The request - Below are some records; retype all of them exactly.

Records -
■ ■ ■ ■ ■

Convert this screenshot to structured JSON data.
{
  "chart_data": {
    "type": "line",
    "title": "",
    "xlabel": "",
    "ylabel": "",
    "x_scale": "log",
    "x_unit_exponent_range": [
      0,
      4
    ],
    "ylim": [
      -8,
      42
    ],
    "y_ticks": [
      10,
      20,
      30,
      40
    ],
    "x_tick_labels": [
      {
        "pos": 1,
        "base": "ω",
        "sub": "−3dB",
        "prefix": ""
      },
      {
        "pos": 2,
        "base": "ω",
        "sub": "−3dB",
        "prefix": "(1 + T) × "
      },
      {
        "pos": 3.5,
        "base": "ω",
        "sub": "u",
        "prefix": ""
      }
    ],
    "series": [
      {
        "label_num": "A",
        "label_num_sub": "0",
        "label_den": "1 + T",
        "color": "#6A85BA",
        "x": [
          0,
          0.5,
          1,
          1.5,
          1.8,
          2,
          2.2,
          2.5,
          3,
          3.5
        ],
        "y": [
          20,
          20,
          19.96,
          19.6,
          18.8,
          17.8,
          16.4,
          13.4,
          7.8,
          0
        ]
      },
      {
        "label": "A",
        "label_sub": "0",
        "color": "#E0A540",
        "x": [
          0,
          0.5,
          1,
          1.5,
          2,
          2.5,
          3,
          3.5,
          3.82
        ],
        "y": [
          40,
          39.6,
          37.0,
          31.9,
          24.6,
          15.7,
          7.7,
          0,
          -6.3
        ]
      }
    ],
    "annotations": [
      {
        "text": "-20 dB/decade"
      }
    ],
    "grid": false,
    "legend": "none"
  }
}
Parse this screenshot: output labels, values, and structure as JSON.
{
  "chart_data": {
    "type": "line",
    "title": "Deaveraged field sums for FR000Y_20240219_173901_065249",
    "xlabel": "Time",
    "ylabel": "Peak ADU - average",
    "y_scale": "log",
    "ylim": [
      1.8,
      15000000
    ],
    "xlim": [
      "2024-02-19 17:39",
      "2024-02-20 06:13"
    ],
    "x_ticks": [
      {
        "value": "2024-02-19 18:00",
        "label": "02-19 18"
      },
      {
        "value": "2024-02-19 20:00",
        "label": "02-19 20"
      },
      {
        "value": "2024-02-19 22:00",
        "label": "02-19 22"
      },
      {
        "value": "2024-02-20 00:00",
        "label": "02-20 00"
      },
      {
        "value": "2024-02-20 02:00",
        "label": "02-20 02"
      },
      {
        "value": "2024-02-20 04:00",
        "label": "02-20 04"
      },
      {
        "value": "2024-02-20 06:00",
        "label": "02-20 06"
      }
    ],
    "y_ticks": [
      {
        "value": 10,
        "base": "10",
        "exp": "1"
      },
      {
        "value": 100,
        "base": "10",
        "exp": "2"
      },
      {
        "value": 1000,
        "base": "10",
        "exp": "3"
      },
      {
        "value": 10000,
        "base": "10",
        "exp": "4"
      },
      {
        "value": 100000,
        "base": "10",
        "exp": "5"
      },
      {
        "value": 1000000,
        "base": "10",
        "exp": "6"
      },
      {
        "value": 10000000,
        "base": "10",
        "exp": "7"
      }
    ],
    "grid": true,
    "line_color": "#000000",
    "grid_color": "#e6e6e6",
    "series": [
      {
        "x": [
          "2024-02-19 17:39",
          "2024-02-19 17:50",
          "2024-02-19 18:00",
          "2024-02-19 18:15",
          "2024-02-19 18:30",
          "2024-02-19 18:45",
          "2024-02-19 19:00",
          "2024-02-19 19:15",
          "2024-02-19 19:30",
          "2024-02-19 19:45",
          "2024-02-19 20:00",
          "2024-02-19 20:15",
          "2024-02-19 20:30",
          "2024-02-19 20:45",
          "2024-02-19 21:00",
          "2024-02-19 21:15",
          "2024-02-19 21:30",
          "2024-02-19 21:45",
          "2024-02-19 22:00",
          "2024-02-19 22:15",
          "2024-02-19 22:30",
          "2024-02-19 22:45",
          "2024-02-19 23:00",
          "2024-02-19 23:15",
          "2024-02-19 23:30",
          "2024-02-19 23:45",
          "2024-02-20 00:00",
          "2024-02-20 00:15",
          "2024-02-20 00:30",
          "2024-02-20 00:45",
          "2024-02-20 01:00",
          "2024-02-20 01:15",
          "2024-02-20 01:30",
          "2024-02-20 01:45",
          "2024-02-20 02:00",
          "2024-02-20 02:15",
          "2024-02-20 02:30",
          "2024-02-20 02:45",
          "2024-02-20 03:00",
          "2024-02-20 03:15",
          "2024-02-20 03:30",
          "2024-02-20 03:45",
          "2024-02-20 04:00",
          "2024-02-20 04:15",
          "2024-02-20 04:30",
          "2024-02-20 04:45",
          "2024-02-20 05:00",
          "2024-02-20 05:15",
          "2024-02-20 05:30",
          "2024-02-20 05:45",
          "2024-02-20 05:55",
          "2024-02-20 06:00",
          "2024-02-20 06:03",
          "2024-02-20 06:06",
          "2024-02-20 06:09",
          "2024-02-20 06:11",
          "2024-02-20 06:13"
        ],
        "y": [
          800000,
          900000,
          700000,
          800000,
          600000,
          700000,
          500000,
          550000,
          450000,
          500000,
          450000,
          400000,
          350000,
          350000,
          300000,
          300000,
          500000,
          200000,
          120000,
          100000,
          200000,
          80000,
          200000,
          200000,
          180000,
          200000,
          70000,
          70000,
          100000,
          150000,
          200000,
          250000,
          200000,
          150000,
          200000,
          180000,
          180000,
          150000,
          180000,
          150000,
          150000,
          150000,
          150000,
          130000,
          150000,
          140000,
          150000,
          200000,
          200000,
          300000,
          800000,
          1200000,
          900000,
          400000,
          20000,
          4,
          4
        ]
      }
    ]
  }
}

■ ■ ■ ■ ■

Reply -
Convert this screenshot to structured JSON data.
{
  "chart_data": {
    "type": "line",
    "title": "",
    "xlabel": "",
    "ylabel": "",
    "x_scale": "log",
    "x_unit_exponent_range": [
      0,
      4
    ],
    "ylim": [
      -8,
      42
    ],
    "y_ticks": [
      10,
      20,
      30,
      40
    ],
    "x_tick_labels": [
      {
        "pos": 1,
        "base": "ω",
        "sub": "−3dB",
        "prefix": ""
      },
      {
        "pos": 2,
        "base": "ω",
        "sub": "−3dB",
        "prefix": "(1 + T) × "
      },
      {
        "pos": 3.5,
        "base": "ω",
        "sub": "u",
        "prefix": ""
      }
    ],
    "series": [
      {
        "label_num": "A",
        "label_num_sub": "0",
        "label_den": "1 + T",
        "color": "#6A85BA",
        "x": [
          0,
          0.5,
          1,
          1.5,
          1.8,
          2,
          2.2,
          2.5,
          3,
          3.5
        ],
        "y": [
          20,
          20,
          19.96,
          19.6,
          18.8,
          17.8,
          16.4,
          13.4,
          7.8,
          0
        ]
      },
      {
        "label": "A",
        "label_sub": "0",
        "color": "#E0A540",
        "x": [
          0,
          0.5,
          1,
          1.5,
          2,
          2.5,
          3,
          3.5,
          3.82
        ],
        "y": [
          40,
          39.6,
          37.0,
          31.9,
          24.6,
          15.7,
          7.7,
          0,
          -6.3
        ]
      }
    ],
    "annotations": [
      {
        "text": "-20 dB/decade"
      }
    ],
    "grid": false,
    "legend": "none"
  }
}
Parse this screenshot: output labels, values, and structure as JSON.
{
  "chart_data": {
    "type": "line",
    "title": "Deaveraged field sums for FR000Y_20240219_173901_065249",
    "xlabel": "Time",
    "ylabel": "Peak ADU - average",
    "y_scale": "log",
    "ylim": [
      1.8,
      15000000
    ],
    "xlim": [
      "2024-02-19 17:39",
      "2024-02-20 06:13"
    ],
    "x_ticks": [
      {
        "value": "2024-02-19 18:00",
        "label": "02-19 18"
      },
      {
        "value": "2024-02-19 20:00",
        "label": "02-19 20"
      },
      {
        "value": "2024-02-19 22:00",
        "label": "02-19 22"
      },
      {
        "value": "2024-02-20 00:00",
        "label": "02-20 00"
      },
      {
        "value": "2024-02-20 02:00",
        "label": "02-20 02"
      },
      {
        "value": "2024-02-20 04:00",
        "label": "02-20 04"
      },
      {
        "value": "2024-02-20 06:00",
        "label": "02-20 06"
      }
    ],
    "y_ticks": [
      {
        "value": 10,
        "base": "10",
        "exp": "1"
      },
      {
        "value": 100,
        "base": "10",
        "exp": "2"
      },
      {
        "value": 1000,
        "base": "10",
        "exp": "3"
      },
      {
        "value": 10000,
        "base": "10",
        "exp": "4"
      },
      {
        "value": 100000,
        "base": "10",
        "exp": "5"
      },
      {
        "value": 1000000,
        "base": "10",
        "exp": "6"
      },
      {
        "value": 10000000,
        "base": "10",
        "exp": "7"
      }
    ],
    "grid": true,
    "line_color": "#000000",
    "grid_color": "#e6e6e6",
    "series": [
      {
        "x": [
          "2024-02-19 17:39",
          "2024-02-19 17:50",
          "2024-02-19 18:00",
          "2024-02-19 18:15",
          "2024-02-19 18:30",
          "2024-02-19 18:45",
          "2024-02-19 19:00",
          "2024-02-19 19:15",
          "2024-02-19 19:30",
          "2024-02-19 19:45",
          "2024-02-19 20:00",
          "2024-02-19 20:15",
          "2024-02-19 20:30",
          "2024-02-19 20:45",
          "2024-02-19 21:00",
          "2024-02-19 21:15",
          "2024-02-19 21:30",
          "2024-02-19 21:45",
          "2024-02-19 22:00",
          "2024-02-19 22:15",
          "2024-02-19 22:30",
          "2024-02-19 22:45",
          "2024-02-19 23:00",
          "2024-02-19 23:15",
          "2024-02-19 23:30",
          "2024-02-19 23:45",
          "2024-02-20 00:00",
          "2024-02-20 00:15",
          "2024-02-20 00:30",
          "2024-02-20 00:45",
          "2024-02-20 01:00",
          "2024-02-20 01:15",
          "2024-02-20 01:30",
          "2024-02-20 01:45",
          "2024-02-20 02:00",
          "2024-02-20 02:15",
          "2024-02-20 02:30",
          "2024-02-20 02:45",
          "2024-02-20 03:00",
          "2024-02-20 03:15",
          "2024-02-20 03:30",
          "2024-02-20 03:45",
          "2024-02-20 04:00",
          "2024-02-20 04:15",
          "2024-02-20 04:30",
          "2024-02-20 04:45",
          "2024-02-20 05:00",
          "2024-02-20 05:15",
          "2024-02-20 05:30",
          "2024-02-20 05:45",
          "2024-02-20 05:55",
          "2024-02-20 06:00",
          "2024-02-20 06:03",
          "2024-02-20 06:06",
          "2024-02-20 06:09",
          "2024-02-20 06:11",
          "2024-02-20 06:13"
        ],
        "y": [
          800000,
          900000,
          700000,
          800000,
          600000,
          700000,
          500000,
          550000,
          450000,
          500000,
          450000,
          400000,
          350000,
          350000,
          300000,
          300000,
          500000,
          200000,
          120000,
          100000,
          200000,
          80000,
          200000,
          200000,
          180000,
          200000,
          70000,
          70000,
          100000,
          150000,
          200000,
          250000,
          200000,
          150000,
          200000,
          180000,
          180000,
          150000,
          180000,
          150000,
          150000,
          150000,
          150000,
          130000,
          150000,
          140000,
          150000,
          200000,
          200000,
          300000,
          800000,
          1200000,
          900000,
          400000,
          20000,
          4,
          4
        ]
      }
    ]
  }
}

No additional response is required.